--- WRITTEN REQUEST ---
Show, in full, each line of the data that contains "ylabel".

■ ■ ■ ■ ■

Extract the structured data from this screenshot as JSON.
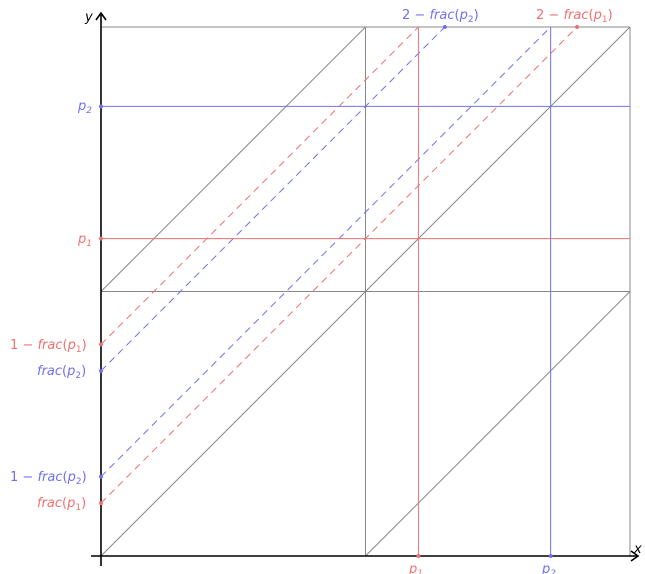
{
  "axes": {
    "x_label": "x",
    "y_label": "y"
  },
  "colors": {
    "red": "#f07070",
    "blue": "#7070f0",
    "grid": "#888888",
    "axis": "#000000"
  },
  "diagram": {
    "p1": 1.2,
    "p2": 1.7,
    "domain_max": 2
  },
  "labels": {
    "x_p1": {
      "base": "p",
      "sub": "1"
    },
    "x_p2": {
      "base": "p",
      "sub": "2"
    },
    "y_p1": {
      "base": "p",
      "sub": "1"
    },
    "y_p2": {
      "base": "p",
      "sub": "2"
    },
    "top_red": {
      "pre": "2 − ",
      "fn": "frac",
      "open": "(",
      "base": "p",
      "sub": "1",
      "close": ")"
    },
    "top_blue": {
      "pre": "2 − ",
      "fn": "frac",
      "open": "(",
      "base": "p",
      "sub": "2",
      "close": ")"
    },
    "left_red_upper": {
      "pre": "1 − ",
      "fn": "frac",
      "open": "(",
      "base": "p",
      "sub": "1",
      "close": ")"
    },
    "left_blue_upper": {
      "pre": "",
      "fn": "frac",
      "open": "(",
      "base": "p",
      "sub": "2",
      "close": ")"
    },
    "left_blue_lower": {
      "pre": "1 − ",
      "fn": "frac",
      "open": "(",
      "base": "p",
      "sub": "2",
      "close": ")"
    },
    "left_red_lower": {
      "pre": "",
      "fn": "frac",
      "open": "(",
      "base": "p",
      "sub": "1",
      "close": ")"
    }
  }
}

■ ■ ■ ■ ■

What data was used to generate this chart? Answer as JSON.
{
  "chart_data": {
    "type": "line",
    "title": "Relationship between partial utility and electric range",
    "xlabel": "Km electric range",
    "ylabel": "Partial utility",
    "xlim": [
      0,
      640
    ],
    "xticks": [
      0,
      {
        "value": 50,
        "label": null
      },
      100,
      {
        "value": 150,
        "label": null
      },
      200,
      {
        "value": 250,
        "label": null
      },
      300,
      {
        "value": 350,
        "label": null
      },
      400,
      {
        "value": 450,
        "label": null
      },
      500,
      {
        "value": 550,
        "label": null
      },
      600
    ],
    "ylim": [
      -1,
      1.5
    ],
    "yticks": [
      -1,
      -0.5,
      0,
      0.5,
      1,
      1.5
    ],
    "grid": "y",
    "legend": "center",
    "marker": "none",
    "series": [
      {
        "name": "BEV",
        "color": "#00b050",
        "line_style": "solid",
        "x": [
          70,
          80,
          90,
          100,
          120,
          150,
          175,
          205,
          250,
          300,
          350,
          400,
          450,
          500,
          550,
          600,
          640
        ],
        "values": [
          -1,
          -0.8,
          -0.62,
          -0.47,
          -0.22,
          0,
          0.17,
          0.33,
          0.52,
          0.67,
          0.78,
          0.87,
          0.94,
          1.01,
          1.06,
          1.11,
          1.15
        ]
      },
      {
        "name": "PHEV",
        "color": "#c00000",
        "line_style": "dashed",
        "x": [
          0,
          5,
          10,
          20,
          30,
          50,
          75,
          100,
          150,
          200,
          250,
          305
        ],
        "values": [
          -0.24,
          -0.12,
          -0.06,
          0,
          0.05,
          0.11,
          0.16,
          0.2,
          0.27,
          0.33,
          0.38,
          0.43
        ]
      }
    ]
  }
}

■ ■ ■ ■ ■

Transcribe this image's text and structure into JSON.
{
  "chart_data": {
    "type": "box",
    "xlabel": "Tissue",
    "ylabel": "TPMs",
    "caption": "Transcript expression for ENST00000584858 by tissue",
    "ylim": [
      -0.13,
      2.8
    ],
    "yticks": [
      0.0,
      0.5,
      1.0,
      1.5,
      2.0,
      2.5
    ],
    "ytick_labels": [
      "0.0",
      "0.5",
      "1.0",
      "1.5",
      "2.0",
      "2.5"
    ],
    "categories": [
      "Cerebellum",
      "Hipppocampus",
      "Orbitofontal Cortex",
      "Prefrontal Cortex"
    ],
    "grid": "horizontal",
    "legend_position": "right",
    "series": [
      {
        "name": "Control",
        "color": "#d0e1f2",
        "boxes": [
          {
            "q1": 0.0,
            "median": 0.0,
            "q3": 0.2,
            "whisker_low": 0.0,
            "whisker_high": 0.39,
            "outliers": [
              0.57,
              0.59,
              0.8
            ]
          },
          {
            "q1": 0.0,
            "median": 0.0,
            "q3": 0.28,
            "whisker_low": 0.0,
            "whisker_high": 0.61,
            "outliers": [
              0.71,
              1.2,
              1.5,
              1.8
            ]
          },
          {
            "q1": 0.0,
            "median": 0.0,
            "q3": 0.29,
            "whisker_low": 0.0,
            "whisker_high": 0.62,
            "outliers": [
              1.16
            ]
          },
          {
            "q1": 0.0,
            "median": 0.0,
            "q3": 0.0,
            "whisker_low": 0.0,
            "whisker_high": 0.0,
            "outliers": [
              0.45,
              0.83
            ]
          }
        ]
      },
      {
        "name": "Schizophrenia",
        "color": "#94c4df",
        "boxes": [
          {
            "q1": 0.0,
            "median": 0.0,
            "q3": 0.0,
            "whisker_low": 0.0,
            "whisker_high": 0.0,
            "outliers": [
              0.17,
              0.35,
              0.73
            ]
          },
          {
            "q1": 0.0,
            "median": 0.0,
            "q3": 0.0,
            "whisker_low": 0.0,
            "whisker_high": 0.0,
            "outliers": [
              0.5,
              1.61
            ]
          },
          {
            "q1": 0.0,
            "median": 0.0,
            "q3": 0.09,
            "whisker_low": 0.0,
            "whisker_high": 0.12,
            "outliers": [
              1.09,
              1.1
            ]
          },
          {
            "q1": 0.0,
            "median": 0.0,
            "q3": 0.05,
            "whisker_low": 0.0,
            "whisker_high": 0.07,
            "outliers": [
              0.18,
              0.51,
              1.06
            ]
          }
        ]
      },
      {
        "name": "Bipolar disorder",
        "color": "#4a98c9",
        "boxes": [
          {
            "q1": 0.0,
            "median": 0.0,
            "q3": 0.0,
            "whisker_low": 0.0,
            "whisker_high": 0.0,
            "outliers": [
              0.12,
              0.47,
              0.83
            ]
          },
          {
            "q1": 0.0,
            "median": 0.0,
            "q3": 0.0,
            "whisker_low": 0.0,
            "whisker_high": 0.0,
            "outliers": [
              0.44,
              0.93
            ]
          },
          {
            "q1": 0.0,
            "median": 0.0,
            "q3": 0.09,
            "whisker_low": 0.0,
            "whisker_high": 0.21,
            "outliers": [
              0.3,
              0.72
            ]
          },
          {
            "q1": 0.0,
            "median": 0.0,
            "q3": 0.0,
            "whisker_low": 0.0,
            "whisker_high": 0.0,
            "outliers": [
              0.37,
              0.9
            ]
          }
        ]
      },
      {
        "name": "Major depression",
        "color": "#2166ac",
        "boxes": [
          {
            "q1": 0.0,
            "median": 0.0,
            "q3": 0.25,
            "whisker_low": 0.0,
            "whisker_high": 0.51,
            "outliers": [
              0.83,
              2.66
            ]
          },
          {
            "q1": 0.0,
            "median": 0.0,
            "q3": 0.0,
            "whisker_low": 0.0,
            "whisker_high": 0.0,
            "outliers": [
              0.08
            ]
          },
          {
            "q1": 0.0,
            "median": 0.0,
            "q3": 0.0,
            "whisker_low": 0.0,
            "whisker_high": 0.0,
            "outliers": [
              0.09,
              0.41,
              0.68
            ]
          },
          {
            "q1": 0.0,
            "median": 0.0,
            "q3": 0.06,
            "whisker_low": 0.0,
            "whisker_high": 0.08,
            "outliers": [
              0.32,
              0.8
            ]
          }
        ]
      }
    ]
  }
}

■ ■ ■ ■ ■

--- ANSWER TO THE EXERCISE ---
    "ylabel": "Partial utility",
    "ylabel": "TPMs",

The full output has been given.